Written instruction: Copy each line where the word "close" occurs.
-=-=-=-=-
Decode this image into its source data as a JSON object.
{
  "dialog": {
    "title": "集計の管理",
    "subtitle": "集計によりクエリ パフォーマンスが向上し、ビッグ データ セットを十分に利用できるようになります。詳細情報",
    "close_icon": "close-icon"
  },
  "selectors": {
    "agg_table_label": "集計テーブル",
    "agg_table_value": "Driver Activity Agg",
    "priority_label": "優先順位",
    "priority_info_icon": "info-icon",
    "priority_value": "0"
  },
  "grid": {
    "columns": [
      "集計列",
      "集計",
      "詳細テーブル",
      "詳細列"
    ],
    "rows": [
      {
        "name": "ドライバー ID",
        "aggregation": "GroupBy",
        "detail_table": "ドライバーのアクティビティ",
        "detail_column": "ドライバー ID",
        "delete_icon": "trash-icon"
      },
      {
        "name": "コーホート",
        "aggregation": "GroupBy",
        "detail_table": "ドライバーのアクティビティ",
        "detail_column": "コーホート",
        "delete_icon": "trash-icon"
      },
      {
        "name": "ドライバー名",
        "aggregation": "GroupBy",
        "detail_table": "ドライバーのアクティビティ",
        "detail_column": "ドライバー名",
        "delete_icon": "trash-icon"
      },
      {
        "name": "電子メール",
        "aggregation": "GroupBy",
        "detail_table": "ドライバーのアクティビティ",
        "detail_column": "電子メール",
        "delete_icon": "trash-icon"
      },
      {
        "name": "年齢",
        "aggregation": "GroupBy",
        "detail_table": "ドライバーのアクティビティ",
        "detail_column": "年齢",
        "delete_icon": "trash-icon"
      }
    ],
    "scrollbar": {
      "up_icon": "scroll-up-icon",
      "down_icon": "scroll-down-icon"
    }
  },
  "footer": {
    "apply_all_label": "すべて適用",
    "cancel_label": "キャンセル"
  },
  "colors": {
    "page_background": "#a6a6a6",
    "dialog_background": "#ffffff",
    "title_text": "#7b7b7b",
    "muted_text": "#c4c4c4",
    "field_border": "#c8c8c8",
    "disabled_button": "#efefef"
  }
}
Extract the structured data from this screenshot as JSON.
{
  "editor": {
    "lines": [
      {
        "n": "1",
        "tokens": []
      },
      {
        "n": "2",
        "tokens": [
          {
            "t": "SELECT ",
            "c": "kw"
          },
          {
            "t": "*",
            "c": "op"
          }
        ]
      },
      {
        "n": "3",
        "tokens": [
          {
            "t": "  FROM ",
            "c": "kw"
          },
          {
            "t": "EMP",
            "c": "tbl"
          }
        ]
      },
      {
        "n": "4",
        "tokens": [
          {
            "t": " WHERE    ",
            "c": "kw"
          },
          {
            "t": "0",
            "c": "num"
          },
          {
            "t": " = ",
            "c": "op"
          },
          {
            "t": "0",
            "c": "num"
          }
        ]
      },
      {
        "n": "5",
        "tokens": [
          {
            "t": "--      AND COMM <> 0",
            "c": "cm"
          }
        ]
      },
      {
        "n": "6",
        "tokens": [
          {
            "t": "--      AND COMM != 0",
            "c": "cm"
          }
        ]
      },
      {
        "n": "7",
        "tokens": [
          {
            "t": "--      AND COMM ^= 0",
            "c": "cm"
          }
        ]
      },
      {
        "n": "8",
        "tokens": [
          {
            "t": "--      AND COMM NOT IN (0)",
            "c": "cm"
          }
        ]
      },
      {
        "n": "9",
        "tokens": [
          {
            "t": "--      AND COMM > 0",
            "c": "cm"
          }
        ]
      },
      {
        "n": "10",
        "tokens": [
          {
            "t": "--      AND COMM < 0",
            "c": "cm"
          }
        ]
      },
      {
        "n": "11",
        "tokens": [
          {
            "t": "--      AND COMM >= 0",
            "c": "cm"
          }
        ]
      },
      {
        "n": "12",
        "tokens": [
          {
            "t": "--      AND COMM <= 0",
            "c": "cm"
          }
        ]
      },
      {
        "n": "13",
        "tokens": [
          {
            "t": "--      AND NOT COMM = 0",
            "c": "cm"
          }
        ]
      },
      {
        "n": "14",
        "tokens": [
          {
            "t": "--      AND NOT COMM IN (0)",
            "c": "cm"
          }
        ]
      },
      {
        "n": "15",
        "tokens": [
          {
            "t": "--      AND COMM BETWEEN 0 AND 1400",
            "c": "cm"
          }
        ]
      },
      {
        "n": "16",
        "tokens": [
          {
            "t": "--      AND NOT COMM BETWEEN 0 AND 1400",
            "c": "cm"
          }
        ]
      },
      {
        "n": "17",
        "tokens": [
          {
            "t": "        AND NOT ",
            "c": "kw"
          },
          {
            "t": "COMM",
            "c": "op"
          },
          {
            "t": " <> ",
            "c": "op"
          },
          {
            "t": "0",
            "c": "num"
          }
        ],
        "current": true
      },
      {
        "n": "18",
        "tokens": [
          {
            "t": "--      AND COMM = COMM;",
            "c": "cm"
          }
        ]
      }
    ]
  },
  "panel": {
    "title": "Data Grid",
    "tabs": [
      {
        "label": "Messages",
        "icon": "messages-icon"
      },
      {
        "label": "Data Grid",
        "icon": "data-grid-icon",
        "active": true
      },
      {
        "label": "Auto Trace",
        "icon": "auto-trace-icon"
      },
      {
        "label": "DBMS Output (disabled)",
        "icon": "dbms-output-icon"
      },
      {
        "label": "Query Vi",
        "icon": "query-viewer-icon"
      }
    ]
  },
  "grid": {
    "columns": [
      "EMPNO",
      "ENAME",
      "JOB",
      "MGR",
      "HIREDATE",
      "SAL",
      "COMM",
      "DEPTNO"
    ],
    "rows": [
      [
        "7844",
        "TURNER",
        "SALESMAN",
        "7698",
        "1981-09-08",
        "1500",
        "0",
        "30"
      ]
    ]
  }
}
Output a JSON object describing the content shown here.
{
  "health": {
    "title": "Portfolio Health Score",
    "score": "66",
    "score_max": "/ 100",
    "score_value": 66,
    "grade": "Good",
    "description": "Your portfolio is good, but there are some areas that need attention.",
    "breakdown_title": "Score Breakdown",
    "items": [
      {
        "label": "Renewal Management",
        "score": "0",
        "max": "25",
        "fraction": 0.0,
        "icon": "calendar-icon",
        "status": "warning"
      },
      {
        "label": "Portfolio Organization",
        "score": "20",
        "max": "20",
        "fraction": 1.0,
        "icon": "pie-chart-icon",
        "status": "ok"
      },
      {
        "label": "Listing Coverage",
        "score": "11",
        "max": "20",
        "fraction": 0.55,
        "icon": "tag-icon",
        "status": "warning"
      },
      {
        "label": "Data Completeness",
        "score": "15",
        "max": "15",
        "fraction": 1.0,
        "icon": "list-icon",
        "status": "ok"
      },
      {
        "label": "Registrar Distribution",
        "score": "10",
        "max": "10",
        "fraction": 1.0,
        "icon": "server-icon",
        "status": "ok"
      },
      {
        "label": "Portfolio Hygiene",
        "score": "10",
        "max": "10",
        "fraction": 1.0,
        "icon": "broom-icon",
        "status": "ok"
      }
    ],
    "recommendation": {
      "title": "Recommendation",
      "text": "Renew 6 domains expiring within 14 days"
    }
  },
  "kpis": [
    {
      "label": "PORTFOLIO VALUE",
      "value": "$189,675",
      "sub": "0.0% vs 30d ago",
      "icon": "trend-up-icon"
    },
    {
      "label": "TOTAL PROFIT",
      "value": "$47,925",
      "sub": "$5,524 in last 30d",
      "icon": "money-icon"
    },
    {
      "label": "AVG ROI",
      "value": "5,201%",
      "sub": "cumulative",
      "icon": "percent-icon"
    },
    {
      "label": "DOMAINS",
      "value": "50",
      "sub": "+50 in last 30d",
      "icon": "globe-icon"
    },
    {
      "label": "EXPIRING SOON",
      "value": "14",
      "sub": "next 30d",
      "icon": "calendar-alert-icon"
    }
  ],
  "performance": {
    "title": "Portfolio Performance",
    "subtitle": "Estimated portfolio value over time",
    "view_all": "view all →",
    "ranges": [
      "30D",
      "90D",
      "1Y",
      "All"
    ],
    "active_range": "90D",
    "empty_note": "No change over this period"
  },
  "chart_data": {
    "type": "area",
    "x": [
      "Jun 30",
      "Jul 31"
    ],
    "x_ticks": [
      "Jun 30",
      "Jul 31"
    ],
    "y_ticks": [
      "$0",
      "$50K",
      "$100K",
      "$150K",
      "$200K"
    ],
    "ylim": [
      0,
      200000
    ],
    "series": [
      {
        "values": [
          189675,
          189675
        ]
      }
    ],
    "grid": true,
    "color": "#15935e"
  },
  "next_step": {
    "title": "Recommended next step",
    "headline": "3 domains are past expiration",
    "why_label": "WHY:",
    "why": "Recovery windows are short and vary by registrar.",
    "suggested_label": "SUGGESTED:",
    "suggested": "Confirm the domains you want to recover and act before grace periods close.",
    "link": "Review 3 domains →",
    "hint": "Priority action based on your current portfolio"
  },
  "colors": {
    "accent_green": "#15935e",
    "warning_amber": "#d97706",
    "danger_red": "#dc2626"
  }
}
-=-=-=-=-
In response:
    "close_icon": "close-icon"
    "suggested": "Confirm the domains you want to recover and act before grace periods close.",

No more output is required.